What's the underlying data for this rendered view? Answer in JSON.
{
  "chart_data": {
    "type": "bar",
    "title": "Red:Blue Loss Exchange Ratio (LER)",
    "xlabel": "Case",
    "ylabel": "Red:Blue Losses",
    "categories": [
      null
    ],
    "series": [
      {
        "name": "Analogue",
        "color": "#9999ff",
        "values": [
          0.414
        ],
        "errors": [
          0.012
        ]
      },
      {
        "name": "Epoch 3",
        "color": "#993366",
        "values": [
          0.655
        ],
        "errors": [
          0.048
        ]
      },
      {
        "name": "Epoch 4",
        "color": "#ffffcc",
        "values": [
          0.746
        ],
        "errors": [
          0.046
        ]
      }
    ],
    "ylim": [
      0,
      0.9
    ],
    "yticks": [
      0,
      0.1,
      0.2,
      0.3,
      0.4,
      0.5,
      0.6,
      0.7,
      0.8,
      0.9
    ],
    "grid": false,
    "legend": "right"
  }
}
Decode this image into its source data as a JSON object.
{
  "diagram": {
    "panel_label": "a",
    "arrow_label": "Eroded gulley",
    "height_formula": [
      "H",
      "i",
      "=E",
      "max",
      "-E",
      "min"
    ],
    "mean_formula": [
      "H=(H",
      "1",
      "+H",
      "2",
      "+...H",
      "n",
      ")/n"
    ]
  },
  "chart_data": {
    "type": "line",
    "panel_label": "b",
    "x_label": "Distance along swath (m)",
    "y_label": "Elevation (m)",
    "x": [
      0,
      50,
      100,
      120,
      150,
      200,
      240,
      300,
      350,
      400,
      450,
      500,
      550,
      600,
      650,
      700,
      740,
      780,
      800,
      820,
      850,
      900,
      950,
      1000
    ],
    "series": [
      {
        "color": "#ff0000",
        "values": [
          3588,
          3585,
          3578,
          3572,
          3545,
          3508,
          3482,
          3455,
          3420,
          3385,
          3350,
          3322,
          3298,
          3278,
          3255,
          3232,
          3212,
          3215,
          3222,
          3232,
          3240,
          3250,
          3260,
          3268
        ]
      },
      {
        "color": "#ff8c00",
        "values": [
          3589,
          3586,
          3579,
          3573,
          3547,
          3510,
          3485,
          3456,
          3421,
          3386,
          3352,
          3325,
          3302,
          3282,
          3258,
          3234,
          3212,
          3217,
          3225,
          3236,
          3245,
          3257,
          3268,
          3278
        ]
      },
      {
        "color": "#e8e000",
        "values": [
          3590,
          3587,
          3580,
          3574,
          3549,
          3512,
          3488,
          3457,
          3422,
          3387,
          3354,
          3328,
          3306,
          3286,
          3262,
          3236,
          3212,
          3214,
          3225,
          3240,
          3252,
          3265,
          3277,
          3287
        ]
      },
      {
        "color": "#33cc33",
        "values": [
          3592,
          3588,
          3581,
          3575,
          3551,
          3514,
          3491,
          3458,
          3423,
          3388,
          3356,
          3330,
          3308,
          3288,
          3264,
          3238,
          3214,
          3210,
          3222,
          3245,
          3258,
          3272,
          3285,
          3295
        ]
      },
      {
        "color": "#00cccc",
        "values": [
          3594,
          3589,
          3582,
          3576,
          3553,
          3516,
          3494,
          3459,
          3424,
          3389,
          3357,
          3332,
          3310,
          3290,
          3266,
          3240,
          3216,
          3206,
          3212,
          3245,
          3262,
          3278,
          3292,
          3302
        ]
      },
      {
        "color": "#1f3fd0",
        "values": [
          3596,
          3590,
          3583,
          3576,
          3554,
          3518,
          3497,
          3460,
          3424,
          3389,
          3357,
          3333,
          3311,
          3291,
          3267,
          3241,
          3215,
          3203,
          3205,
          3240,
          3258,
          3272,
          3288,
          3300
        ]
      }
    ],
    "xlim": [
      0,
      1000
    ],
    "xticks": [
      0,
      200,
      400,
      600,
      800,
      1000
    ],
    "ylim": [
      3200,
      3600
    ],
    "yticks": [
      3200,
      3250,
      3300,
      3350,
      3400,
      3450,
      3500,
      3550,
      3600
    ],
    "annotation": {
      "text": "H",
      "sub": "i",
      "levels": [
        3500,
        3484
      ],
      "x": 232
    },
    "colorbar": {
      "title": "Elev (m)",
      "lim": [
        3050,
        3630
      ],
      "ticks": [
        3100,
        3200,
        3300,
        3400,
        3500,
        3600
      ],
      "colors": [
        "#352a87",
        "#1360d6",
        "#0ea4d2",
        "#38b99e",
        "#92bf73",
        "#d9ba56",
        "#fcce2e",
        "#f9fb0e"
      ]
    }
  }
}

——————

» The problem
Copy out each line of the listing that holds "name".

» Solution
        "name": "Analogue",
        "name": "Epoch 3",
        "name": "Epoch 4",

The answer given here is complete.